Exercise instructions ::
Wherever a line holds the word "before", copy that line out.

++++

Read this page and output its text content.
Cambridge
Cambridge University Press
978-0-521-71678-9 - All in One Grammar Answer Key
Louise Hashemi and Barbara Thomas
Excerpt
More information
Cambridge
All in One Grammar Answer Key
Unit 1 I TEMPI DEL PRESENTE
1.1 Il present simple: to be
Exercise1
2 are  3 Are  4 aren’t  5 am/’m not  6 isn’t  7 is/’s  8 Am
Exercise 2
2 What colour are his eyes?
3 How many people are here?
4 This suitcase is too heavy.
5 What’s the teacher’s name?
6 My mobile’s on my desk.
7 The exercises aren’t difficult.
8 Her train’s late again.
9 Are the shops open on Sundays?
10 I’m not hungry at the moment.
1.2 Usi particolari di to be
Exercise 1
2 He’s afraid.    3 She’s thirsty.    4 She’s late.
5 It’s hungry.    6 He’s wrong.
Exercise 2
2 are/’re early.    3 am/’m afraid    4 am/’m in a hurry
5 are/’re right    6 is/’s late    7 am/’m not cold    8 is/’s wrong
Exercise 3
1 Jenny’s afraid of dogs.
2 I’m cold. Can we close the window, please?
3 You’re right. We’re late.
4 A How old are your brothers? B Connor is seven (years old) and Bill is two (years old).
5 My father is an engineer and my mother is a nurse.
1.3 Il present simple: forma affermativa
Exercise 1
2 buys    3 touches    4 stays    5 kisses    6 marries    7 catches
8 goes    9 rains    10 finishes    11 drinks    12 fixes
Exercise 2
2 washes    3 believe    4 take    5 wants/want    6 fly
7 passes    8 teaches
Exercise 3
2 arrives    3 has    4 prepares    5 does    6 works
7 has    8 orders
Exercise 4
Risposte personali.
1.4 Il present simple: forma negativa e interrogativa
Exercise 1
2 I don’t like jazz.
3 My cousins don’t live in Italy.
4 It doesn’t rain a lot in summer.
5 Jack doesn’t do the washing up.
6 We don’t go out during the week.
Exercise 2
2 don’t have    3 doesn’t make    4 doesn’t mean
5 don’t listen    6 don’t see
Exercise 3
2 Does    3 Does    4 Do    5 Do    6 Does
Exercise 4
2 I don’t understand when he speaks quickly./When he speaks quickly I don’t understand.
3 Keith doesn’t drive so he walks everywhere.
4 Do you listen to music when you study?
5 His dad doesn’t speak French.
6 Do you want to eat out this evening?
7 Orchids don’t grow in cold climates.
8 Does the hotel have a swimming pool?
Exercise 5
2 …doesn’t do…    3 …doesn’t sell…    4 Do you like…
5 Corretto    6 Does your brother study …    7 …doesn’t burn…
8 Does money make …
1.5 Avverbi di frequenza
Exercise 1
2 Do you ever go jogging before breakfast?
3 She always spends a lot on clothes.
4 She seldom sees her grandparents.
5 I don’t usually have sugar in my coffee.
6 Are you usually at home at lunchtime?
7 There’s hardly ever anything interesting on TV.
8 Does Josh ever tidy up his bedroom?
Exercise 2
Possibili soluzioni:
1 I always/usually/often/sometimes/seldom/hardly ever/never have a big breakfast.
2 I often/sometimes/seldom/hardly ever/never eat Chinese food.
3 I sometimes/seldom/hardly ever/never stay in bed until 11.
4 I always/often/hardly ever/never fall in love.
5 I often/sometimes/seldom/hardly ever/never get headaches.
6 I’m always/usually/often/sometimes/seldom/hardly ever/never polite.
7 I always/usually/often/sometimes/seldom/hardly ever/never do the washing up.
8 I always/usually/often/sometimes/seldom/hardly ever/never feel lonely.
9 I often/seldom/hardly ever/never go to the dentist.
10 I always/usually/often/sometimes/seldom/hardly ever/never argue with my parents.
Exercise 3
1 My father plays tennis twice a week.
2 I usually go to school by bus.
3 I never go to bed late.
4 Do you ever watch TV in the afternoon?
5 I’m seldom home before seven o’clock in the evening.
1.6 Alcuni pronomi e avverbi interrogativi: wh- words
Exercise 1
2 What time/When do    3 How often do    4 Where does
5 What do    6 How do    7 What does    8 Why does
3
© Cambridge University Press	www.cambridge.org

++++

Result for this task ::
2 Do you ever go jogging before breakfast?
5 I’m seldom home before seven o’clock in the evening.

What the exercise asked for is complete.